--- WHAT THIS TASK INVOLVES ---
Give the number of lines in the data that hold the string "title". Nothing else is needed.

---

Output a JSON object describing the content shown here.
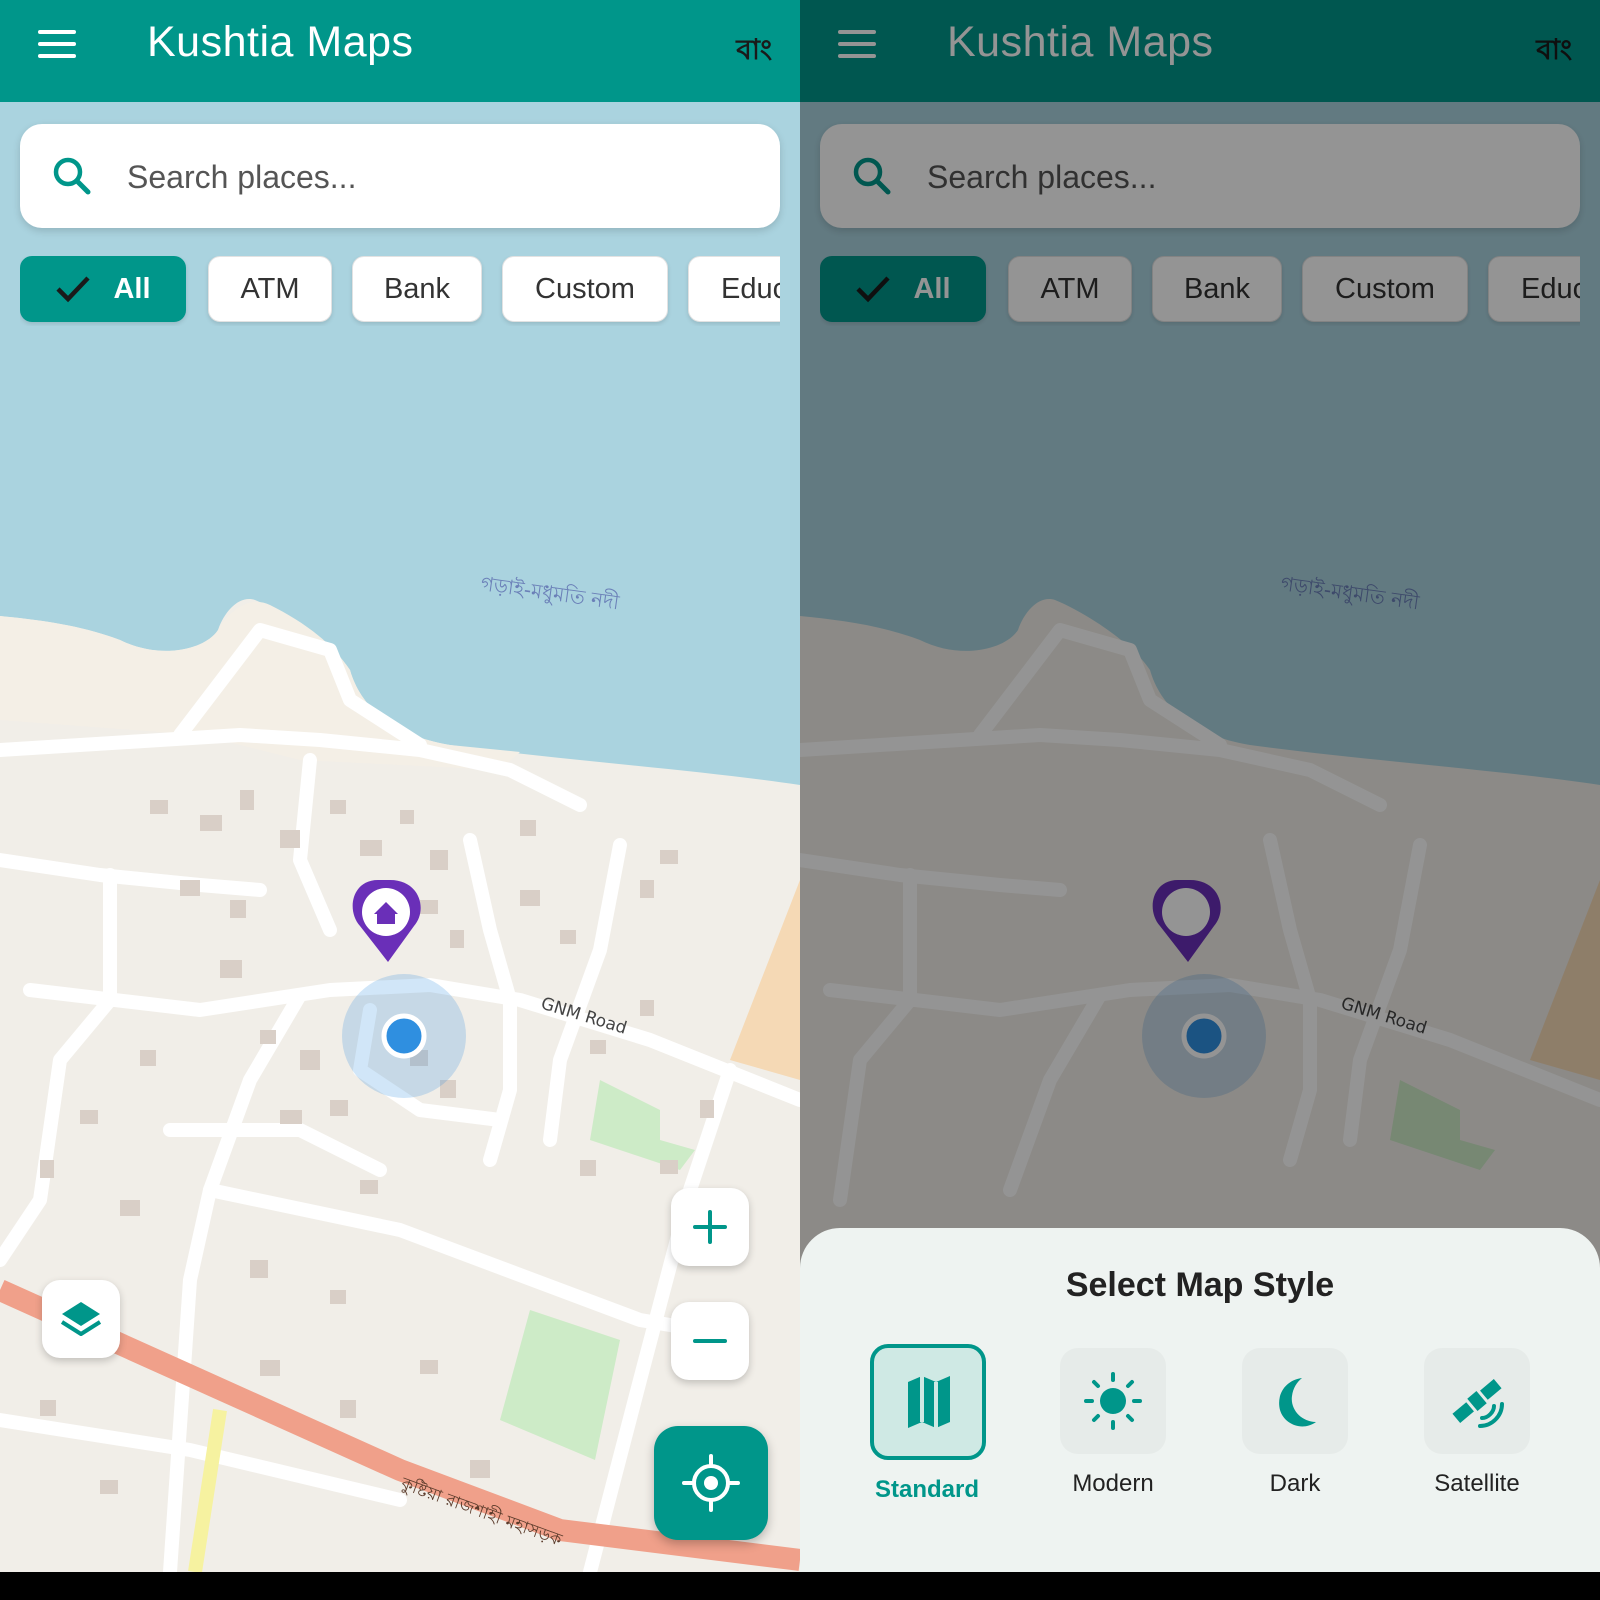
{
  "app": {
    "title": "Kushtia Maps",
    "lang_toggle": "বাং"
  },
  "search": {
    "placeholder": "Search places..."
  },
  "categories": [
    {
      "label": "All",
      "active": true
    },
    {
      "label": "ATM",
      "active": false
    },
    {
      "label": "Bank",
      "active": false
    },
    {
      "label": "Custom",
      "active": false
    },
    {
      "label": "Educ",
      "active": false
    }
  ],
  "map": {
    "river_label": "গড়াই-মধুমতি নদী",
    "road_label": "GNM Road",
    "highway_label": "কুষ্টিয়া রাজশাহী মহাসড়ক"
  },
  "map_style_sheet": {
    "title": "Select Map Style",
    "options": [
      {
        "label": "Standard",
        "icon": "map-icon",
        "selected": true
      },
      {
        "label": "Modern",
        "icon": "sun-icon",
        "selected": false
      },
      {
        "label": "Dark",
        "icon": "moon-icon",
        "selected": false
      },
      {
        "label": "Satellite",
        "icon": "satellite-icon",
        "selected": false
      }
    ]
  },
  "colors": {
    "primary": "#00968a",
    "water": "#aad3df",
    "land": "#f1eee8",
    "highway": "#f0a08a",
    "park": "#cdebc7",
    "location_dot": "#2f8fe0",
    "marker": "#6a2fb8"
  }
}
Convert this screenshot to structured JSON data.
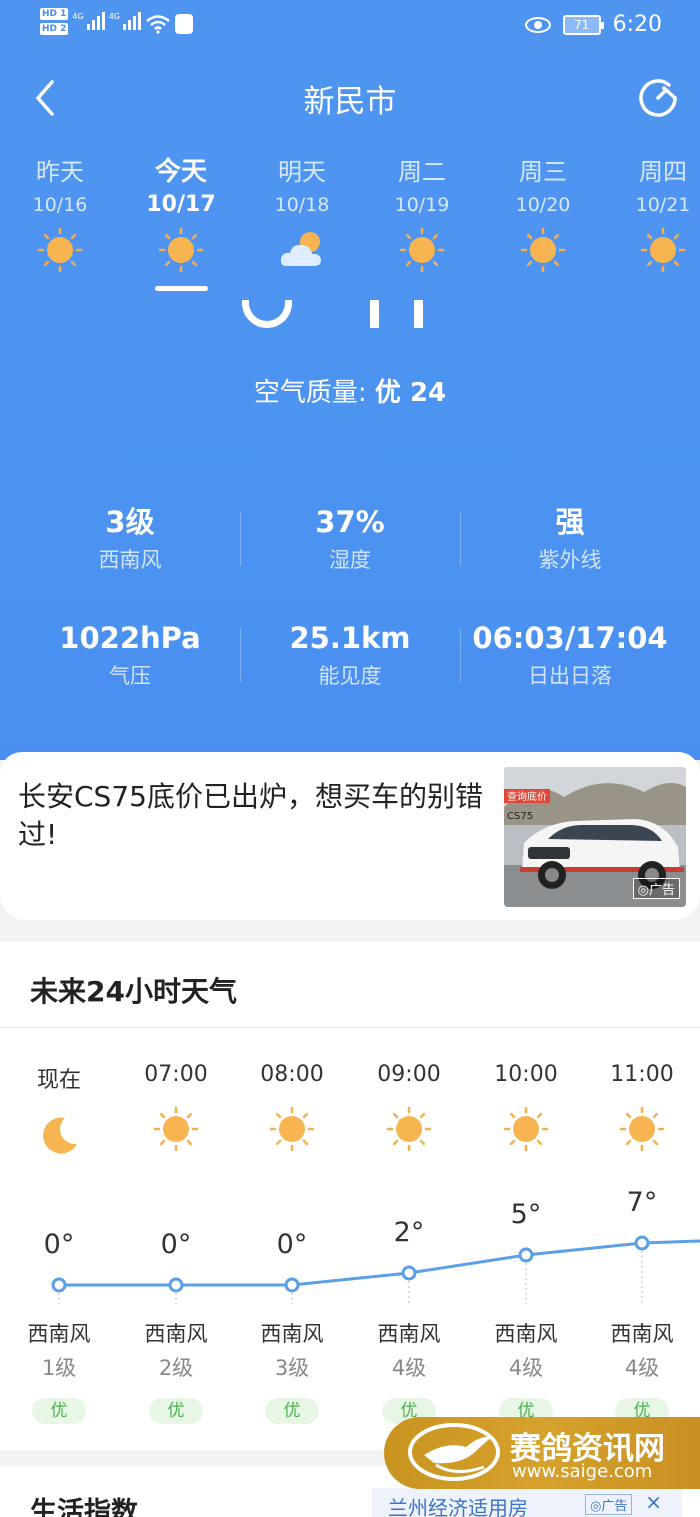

---

--- EXERCISE SOLUTION ---
2